▶ _OBJECTIVE_: Copy out each line that has "chevron" in it.

---- MATERIALS PROVIDED

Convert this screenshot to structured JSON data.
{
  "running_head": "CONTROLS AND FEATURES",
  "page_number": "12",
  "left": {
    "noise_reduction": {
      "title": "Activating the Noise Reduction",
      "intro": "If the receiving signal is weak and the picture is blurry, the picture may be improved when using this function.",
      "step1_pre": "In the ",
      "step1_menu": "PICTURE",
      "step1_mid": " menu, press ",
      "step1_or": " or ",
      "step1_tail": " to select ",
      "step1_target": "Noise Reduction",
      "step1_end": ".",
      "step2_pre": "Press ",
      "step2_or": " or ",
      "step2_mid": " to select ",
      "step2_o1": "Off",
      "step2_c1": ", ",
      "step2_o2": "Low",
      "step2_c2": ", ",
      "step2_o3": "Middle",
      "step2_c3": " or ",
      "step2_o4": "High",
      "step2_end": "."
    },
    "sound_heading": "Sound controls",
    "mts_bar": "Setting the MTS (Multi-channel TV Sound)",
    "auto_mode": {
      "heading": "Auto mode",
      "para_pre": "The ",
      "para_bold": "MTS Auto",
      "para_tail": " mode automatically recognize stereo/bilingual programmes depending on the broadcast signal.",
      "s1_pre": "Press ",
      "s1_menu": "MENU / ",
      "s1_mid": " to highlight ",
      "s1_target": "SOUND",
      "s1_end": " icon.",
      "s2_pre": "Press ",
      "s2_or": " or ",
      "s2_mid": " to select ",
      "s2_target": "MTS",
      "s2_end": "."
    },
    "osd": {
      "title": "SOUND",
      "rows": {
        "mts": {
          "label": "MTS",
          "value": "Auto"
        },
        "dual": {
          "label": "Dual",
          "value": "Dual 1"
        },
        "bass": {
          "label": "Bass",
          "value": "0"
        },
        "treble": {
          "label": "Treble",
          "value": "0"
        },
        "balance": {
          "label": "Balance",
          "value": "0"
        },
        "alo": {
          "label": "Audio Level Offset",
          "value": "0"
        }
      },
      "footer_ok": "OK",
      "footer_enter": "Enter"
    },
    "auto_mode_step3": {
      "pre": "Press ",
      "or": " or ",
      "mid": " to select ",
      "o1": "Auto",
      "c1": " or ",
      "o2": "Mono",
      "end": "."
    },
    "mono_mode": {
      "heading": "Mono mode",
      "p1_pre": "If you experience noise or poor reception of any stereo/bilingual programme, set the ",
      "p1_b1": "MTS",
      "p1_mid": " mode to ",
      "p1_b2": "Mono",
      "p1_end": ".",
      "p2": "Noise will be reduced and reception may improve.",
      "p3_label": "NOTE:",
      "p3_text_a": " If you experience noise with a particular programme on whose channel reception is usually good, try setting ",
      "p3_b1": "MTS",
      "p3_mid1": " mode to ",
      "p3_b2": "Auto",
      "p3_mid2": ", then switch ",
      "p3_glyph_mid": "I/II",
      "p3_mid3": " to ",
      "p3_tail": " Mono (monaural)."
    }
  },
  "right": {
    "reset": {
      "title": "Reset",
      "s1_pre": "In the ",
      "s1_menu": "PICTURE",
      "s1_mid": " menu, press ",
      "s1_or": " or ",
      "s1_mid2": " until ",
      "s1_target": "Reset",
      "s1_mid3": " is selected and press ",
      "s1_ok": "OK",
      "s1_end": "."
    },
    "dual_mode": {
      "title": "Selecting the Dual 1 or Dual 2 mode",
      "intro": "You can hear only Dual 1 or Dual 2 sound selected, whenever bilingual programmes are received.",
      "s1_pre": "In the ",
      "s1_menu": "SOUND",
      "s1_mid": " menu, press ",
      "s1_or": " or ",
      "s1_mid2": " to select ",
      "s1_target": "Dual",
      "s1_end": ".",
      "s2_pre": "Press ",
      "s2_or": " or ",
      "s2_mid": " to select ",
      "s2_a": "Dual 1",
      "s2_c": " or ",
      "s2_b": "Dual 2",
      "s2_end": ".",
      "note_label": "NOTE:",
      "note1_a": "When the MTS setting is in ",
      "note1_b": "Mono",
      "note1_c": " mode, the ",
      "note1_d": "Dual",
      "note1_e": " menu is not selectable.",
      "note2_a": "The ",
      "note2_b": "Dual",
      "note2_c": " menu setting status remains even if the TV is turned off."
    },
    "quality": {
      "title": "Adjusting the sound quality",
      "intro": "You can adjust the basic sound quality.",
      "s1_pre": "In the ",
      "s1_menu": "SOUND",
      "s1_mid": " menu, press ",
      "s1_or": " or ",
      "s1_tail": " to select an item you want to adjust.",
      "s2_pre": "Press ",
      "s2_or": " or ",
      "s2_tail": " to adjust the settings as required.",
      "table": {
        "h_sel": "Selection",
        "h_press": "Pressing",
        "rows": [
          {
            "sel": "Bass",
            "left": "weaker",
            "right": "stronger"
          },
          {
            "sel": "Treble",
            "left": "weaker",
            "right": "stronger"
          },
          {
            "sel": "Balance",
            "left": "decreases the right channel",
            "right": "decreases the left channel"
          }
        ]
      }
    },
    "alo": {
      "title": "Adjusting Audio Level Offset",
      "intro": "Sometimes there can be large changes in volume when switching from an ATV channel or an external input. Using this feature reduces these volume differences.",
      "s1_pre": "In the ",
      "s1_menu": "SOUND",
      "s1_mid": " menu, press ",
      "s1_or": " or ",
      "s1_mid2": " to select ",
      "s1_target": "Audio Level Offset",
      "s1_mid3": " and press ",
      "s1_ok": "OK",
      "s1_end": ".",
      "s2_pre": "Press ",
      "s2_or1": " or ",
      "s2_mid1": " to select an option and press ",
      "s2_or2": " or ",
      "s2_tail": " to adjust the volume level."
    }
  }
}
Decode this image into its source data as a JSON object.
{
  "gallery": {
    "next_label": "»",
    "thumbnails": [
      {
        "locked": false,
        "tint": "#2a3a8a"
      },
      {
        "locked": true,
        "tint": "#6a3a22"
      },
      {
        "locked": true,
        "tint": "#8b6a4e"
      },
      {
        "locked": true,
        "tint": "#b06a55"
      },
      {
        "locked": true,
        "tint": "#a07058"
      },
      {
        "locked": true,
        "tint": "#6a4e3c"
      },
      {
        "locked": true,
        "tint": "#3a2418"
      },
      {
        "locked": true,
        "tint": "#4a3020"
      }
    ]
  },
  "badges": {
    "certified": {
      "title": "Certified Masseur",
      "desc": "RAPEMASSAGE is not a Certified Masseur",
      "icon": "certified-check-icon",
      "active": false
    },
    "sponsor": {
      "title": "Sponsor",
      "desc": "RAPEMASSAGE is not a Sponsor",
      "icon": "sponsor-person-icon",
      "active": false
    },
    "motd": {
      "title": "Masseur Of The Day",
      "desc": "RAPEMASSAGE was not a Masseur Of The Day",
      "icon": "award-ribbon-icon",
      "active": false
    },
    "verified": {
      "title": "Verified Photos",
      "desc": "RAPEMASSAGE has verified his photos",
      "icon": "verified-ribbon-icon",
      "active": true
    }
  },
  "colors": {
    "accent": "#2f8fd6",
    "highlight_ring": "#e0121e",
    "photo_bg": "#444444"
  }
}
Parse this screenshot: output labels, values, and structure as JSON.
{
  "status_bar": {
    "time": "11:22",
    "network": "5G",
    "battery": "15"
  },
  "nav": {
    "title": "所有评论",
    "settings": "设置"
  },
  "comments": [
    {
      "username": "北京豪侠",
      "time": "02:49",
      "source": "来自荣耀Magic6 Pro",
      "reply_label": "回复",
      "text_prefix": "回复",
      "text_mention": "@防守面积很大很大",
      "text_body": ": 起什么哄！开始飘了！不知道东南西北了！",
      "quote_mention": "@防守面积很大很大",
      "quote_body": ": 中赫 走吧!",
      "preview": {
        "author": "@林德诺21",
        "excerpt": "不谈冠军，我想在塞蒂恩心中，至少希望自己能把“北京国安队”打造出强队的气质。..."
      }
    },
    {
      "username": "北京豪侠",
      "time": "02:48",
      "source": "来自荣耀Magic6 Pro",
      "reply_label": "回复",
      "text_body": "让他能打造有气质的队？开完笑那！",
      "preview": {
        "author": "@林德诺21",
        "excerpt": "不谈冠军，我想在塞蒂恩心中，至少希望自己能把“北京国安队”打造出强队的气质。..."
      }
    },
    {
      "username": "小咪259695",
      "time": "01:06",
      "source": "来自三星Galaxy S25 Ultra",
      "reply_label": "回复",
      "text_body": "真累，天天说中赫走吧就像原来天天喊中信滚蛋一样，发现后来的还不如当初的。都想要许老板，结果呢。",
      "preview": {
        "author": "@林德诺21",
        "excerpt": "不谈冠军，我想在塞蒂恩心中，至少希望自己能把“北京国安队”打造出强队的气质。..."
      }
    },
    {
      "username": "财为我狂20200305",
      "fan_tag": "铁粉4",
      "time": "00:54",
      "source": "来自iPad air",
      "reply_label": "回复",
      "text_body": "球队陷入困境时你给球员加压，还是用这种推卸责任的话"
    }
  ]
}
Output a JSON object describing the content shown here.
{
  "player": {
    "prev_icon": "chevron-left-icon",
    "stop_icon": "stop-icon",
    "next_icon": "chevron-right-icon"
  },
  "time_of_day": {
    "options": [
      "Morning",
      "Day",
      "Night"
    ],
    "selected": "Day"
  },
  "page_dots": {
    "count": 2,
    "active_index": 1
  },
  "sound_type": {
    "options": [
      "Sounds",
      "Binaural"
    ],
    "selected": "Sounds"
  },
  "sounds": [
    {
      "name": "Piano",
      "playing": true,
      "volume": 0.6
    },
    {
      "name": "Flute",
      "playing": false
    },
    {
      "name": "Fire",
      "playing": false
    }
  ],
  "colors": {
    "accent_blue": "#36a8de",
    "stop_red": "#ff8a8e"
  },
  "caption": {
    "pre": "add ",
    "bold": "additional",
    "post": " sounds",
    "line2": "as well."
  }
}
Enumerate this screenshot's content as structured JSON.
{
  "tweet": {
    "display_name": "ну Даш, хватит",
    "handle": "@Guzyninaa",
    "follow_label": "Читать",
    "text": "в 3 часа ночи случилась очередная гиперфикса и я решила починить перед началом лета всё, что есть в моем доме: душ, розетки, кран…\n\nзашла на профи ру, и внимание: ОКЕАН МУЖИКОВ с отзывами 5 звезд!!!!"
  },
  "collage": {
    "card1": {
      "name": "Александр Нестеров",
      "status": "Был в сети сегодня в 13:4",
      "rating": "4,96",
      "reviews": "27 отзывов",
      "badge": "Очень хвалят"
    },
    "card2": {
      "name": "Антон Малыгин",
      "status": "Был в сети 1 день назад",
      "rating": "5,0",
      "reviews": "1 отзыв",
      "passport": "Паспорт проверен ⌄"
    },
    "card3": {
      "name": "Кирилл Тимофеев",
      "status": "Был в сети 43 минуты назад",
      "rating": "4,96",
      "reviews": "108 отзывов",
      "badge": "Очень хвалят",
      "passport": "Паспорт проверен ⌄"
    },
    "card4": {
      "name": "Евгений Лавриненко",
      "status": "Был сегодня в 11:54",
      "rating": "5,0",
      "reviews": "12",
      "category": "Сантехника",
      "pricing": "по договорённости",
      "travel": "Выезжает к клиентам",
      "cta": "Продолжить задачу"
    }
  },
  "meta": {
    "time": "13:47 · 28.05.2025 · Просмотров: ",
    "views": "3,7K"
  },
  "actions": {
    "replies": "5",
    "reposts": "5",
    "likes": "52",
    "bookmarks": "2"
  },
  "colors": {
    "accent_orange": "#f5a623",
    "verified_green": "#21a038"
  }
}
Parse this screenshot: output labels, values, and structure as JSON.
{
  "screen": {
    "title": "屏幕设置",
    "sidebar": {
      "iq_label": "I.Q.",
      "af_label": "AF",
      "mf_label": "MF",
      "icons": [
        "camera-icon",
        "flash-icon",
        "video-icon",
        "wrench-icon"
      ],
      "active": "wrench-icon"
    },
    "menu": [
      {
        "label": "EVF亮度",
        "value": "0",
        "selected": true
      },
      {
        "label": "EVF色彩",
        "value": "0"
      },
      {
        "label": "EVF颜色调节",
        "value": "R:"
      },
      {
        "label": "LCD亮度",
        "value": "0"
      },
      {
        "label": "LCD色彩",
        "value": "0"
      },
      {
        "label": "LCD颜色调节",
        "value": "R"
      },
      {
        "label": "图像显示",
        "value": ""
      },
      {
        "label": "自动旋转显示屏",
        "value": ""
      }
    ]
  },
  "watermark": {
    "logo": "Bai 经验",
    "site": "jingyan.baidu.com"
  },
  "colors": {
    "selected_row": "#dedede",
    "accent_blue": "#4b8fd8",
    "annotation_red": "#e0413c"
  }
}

--------

▶ _WRITTEN SOLUTION_:
    "prev_icon": "chevron-left-icon",
    "next_icon": "chevron-right-icon"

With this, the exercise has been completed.